(Dataset entries)

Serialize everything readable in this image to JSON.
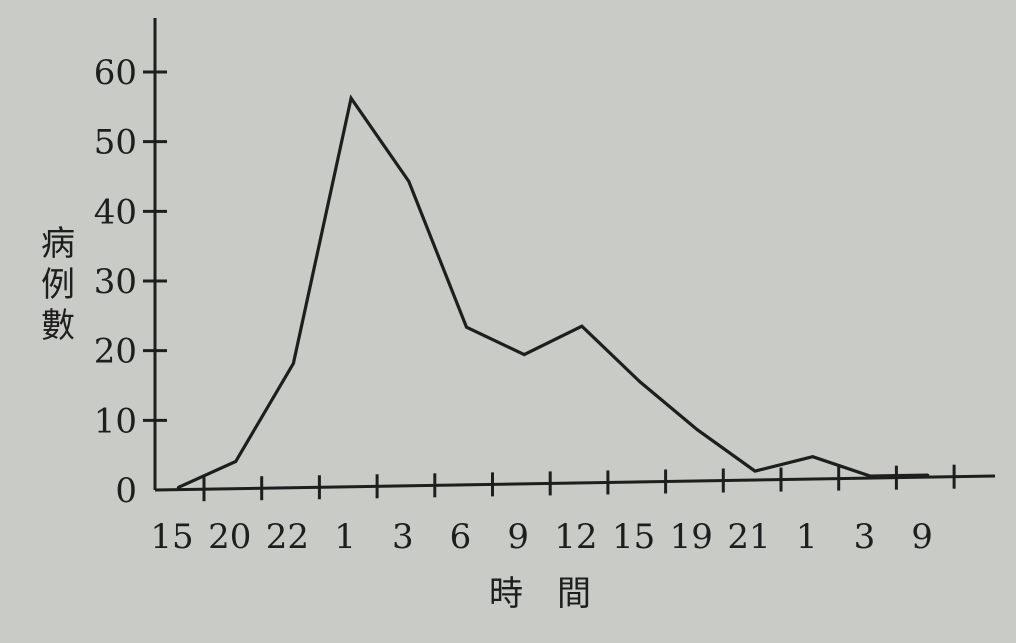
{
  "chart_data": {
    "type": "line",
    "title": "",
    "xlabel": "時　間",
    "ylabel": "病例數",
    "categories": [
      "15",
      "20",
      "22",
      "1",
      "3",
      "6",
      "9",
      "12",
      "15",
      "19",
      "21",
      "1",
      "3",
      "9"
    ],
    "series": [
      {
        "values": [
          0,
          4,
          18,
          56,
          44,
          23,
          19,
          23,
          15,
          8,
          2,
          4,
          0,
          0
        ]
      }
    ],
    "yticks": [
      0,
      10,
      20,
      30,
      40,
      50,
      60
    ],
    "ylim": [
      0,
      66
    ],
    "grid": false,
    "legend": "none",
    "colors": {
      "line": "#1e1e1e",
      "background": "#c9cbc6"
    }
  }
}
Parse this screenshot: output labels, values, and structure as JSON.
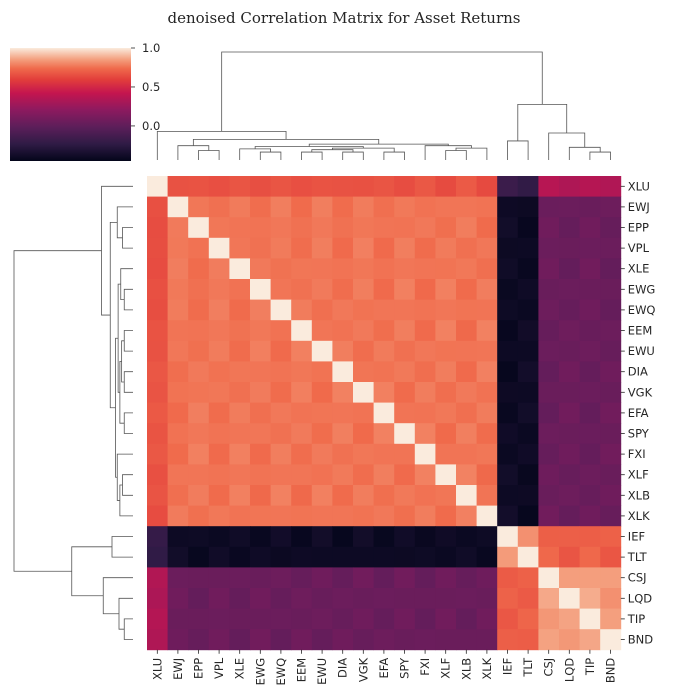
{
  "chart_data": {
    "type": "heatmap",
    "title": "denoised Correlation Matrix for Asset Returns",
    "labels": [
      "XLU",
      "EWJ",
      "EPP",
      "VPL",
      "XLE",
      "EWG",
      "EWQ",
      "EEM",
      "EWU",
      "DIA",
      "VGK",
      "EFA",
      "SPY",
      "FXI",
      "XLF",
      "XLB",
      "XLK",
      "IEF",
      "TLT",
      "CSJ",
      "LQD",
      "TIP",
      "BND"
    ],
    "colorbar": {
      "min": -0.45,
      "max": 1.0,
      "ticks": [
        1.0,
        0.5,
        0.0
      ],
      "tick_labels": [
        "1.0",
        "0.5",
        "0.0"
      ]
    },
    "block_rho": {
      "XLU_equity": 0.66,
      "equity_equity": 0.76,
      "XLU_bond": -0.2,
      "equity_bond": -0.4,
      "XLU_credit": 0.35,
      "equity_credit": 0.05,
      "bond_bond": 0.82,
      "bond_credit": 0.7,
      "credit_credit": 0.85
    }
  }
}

* * *

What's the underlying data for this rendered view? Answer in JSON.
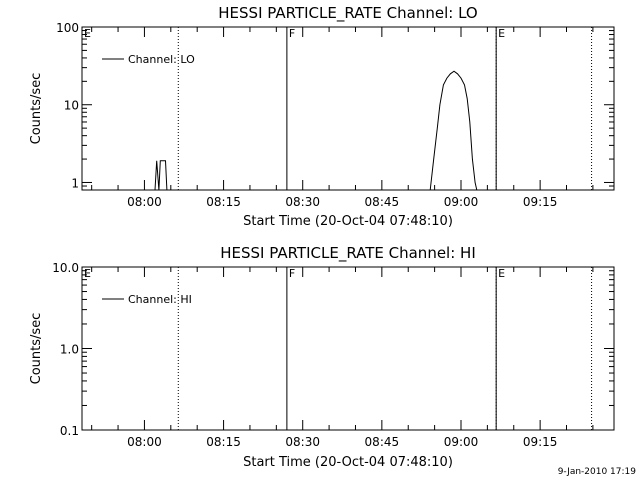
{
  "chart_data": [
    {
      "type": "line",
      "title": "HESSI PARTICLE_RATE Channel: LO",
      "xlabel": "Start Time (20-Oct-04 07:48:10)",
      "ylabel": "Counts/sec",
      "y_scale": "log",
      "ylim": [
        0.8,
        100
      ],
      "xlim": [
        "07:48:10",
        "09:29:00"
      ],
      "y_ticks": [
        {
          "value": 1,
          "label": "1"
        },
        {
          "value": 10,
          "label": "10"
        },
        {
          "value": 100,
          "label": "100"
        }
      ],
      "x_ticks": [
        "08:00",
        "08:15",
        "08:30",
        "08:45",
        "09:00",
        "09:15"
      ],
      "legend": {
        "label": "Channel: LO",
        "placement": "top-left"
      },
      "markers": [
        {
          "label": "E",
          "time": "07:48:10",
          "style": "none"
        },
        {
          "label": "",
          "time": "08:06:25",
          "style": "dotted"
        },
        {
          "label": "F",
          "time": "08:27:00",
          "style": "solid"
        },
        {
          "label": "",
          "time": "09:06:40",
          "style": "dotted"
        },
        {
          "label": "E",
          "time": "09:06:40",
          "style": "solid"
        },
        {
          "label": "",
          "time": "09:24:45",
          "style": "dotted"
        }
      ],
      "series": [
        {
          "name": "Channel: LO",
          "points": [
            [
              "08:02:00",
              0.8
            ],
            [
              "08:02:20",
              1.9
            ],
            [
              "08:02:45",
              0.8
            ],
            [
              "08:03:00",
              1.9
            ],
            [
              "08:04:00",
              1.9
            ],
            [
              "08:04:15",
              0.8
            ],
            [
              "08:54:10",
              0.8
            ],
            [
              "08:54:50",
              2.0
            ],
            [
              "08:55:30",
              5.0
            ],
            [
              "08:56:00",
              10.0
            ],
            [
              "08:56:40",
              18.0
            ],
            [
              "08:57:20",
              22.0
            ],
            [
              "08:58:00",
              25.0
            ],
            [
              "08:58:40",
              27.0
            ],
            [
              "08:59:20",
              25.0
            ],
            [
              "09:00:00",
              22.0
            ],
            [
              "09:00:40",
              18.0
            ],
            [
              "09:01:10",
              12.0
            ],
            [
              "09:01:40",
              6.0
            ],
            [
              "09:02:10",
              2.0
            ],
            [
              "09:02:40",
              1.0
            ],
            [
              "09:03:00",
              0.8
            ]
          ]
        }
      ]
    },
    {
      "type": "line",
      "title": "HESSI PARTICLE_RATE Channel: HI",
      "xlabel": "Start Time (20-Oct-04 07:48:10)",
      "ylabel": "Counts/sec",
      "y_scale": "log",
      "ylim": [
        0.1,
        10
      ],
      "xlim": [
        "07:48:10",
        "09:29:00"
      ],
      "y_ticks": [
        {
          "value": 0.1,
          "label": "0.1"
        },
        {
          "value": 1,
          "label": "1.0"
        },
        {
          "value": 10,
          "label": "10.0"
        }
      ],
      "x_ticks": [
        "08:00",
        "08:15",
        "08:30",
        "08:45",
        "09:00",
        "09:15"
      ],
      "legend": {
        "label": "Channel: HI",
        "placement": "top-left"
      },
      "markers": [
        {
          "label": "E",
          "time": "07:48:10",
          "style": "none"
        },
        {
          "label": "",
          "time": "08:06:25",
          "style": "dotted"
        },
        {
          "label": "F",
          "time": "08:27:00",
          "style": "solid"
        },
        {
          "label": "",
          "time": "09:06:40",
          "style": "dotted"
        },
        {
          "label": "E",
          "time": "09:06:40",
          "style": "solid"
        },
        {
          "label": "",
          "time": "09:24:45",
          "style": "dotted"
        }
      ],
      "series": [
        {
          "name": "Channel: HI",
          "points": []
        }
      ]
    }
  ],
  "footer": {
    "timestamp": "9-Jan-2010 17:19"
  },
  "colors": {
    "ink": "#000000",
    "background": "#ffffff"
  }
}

--

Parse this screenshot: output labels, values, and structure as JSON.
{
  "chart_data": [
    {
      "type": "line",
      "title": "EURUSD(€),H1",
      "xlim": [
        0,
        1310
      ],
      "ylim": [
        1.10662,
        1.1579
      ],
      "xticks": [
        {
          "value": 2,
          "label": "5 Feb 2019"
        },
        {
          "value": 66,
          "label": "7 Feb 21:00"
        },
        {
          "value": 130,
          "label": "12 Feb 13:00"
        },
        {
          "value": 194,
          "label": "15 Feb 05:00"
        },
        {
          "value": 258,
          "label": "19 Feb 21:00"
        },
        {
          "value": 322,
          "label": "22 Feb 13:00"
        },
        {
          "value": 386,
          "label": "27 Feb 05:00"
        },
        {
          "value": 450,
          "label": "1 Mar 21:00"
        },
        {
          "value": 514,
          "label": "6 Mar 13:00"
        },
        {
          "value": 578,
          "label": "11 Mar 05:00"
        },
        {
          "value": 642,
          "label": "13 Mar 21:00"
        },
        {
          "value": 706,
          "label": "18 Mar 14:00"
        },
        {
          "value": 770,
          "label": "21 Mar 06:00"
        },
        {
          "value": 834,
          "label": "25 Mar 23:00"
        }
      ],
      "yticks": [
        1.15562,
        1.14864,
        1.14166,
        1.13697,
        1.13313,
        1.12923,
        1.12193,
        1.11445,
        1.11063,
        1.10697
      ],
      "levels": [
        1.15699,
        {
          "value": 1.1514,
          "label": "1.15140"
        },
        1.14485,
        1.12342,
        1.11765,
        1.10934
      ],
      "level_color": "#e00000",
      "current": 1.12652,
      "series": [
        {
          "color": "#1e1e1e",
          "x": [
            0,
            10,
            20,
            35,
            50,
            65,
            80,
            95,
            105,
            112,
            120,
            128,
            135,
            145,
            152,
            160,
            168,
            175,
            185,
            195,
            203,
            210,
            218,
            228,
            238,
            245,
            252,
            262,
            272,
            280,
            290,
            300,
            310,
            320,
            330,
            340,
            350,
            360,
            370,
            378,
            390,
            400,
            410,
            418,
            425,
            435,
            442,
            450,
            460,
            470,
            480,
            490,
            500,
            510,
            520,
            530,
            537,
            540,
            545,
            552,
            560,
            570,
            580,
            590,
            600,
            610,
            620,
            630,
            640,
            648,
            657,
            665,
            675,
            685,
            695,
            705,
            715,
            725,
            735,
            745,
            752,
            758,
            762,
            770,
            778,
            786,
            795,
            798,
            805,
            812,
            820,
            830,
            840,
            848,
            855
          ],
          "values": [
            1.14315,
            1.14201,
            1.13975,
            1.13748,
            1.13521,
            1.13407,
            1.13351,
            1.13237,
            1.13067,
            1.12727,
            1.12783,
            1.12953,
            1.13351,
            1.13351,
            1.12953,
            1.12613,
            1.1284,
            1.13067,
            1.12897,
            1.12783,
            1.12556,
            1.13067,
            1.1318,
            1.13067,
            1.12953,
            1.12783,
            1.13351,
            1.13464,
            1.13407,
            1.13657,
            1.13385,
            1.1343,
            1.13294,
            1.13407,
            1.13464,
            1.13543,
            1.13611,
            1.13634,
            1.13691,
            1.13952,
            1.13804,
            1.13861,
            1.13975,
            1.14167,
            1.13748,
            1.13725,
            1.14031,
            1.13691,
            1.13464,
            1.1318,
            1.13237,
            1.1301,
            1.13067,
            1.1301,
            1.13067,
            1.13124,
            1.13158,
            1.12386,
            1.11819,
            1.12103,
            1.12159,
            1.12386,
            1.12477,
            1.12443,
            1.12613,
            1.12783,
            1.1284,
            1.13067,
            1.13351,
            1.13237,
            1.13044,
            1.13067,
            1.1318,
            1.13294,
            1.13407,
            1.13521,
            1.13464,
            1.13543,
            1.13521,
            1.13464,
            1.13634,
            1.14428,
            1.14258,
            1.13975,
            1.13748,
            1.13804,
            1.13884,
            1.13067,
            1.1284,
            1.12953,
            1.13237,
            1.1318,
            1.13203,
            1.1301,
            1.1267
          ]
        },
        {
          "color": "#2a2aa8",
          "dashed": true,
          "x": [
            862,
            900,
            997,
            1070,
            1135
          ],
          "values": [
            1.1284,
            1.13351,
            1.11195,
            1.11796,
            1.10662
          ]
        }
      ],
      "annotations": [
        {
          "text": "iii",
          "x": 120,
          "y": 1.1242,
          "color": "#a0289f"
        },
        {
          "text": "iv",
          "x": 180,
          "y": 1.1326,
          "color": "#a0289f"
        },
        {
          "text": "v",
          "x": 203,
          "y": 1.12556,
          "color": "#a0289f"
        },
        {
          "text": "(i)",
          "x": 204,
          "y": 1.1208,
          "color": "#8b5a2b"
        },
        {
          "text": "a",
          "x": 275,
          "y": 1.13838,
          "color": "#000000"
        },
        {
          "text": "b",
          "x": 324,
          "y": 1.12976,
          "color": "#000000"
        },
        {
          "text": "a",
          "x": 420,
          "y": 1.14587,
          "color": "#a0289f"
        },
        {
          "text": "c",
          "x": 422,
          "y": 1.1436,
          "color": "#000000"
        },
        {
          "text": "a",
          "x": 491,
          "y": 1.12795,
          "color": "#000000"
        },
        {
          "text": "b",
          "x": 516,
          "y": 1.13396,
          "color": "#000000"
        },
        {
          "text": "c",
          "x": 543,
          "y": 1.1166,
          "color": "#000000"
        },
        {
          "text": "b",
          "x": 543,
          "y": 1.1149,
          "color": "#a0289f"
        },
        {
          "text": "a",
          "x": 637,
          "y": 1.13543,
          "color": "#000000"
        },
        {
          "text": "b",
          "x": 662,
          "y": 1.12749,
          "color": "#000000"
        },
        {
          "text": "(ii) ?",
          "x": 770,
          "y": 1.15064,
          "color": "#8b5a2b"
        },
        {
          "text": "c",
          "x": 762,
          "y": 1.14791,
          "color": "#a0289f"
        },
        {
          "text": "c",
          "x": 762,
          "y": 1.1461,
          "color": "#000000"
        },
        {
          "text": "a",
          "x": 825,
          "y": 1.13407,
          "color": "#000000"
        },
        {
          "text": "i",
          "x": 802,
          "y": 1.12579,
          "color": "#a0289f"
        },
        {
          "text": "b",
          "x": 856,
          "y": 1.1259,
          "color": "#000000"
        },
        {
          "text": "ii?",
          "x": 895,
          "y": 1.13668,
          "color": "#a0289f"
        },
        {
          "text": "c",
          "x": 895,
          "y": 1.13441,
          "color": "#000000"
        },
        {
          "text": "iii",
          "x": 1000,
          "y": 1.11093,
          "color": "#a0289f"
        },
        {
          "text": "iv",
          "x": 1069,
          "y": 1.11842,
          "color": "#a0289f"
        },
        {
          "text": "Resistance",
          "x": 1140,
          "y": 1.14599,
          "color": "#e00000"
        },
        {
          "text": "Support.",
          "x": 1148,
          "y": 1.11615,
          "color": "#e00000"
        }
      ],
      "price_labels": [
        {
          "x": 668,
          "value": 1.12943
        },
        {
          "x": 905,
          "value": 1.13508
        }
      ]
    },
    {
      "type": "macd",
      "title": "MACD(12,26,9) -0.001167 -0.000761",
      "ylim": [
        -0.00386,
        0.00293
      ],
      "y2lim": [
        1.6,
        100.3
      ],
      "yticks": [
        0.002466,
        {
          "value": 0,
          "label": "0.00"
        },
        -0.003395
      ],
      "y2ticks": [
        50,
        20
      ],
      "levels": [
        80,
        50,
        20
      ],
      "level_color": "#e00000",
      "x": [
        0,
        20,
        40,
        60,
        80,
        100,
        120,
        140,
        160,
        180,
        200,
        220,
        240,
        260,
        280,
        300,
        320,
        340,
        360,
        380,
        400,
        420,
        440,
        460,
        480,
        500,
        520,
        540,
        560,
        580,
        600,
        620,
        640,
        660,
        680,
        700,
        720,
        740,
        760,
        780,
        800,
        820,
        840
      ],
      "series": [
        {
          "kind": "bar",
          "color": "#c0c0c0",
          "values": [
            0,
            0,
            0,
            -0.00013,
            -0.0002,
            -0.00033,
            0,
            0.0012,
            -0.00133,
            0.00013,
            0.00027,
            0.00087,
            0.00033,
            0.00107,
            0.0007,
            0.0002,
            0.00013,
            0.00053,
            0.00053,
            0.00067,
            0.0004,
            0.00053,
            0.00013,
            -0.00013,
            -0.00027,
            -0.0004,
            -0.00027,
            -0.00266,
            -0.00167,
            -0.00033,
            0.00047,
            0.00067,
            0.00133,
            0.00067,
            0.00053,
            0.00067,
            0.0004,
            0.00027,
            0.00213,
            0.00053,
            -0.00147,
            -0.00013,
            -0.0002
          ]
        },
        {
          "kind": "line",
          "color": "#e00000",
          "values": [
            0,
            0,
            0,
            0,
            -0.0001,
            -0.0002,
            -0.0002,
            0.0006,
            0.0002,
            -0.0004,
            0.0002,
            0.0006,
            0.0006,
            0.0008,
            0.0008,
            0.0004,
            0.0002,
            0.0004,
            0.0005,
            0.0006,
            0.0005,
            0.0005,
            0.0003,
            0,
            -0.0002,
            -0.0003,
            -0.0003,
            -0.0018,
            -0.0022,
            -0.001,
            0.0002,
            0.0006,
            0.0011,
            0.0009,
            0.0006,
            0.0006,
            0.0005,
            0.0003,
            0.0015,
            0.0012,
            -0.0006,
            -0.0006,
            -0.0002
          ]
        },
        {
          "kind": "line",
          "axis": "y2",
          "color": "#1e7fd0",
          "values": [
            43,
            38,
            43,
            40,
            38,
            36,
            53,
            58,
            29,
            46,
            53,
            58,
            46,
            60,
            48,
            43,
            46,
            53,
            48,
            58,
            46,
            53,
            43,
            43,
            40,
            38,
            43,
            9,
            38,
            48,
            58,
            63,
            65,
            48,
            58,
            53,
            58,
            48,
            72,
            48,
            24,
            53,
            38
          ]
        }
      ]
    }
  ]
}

- DESCRIPTION OF THE TASK
Copy all lines of the listing above that contain the string "title".

- FULL RESPONSE
    "title": "",
    "title": "denoised Correlation Matrix for Asset Returns",
      "title": "HESSI PARTICLE_RATE Channel: LO",
      "title": "HESSI PARTICLE_RATE Channel: HI",
      "title": "EURUSD(€),H1",
      "title": "MACD(12,26,9) -0.001167 -0.000761",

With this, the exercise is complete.